**** Extracted information

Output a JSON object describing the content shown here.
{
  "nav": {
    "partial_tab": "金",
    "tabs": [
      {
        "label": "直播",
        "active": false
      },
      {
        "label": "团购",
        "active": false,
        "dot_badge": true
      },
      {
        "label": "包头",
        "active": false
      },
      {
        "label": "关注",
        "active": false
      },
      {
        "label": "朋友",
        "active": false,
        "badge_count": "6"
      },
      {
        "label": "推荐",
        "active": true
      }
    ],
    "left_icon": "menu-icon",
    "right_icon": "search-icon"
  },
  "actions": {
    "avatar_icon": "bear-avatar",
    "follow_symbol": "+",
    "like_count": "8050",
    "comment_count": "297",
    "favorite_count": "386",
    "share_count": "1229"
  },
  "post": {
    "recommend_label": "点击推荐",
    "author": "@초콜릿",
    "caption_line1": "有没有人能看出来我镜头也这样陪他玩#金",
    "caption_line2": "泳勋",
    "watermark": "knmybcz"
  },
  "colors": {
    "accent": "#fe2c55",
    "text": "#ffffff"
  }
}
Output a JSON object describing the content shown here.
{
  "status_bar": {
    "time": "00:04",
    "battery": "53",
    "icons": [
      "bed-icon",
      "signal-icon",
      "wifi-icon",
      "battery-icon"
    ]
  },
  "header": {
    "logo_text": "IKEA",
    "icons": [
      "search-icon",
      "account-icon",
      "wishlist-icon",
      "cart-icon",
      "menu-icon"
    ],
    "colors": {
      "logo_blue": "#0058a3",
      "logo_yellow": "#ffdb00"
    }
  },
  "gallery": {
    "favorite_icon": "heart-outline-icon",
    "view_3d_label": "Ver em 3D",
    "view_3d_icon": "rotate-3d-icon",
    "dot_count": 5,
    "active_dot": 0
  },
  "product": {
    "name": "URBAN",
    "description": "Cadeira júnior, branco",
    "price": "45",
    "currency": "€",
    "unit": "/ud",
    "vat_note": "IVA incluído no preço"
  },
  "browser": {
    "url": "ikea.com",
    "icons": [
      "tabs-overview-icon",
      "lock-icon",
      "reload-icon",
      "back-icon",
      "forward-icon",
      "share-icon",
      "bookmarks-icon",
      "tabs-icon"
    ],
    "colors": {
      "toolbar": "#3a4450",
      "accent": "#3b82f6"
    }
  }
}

********

* [Directions]
Each line of the material should be echoed exactly.

* [Exercise solution]
Output a JSON object describing the content shown here.
{
  "nav": {
    "partial_tab": "金",
    "tabs": [
      {
        "label": "直播",
        "active": false
      },
      {
        "label": "团购",
        "active": false,
        "dot_badge": true
      },
      {
        "label": "包头",
        "active": false
      },
      {
        "label": "关注",
        "active": false
      },
      {
        "label": "朋友",
        "active": false,
        "badge_count": "6"
      },
      {
        "label": "推荐",
        "active": true
      }
    ],
    "left_icon": "menu-icon",
    "right_icon": "search-icon"
  },
  "actions": {
    "avatar_icon": "bear-avatar",
    "follow_symbol": "+",
    "like_count": "8050",
    "comment_count": "297",
    "favorite_count": "386",
    "share_count": "1229"
  },
  "post": {
    "recommend_label": "点击推荐",
    "author": "@초콜릿",
    "caption_line1": "有没有人能看出来我镜头也这样陪他玩#金",
    "caption_line2": "泳勋",
    "watermark": "knmybcz"
  },
  "colors": {
    "accent": "#fe2c55",
    "text": "#ffffff"
  }
}
Output a JSON object describing the content shown here.
{
  "status_bar": {
    "time": "00:04",
    "battery": "53",
    "icons": [
      "bed-icon",
      "signal-icon",
      "wifi-icon",
      "battery-icon"
    ]
  },
  "header": {
    "logo_text": "IKEA",
    "icons": [
      "search-icon",
      "account-icon",
      "wishlist-icon",
      "cart-icon",
      "menu-icon"
    ],
    "colors": {
      "logo_blue": "#0058a3",
      "logo_yellow": "#ffdb00"
    }
  },
  "gallery": {
    "favorite_icon": "heart-outline-icon",
    "view_3d_label": "Ver em 3D",
    "view_3d_icon": "rotate-3d-icon",
    "dot_count": 5,
    "active_dot": 0
  },
  "product": {
    "name": "URBAN",
    "description": "Cadeira júnior, branco",
    "price": "45",
    "currency": "€",
    "unit": "/ud",
    "vat_note": "IVA incluído no preço"
  },
  "browser": {
    "url": "ikea.com",
    "icons": [
      "tabs-overview-icon",
      "lock-icon",
      "reload-icon",
      "back-icon",
      "forward-icon",
      "share-icon",
      "bookmarks-icon",
      "tabs-icon"
    ],
    "colors": {
      "toolbar": "#3a4450",
      "accent": "#3b82f6"
    }
  }
}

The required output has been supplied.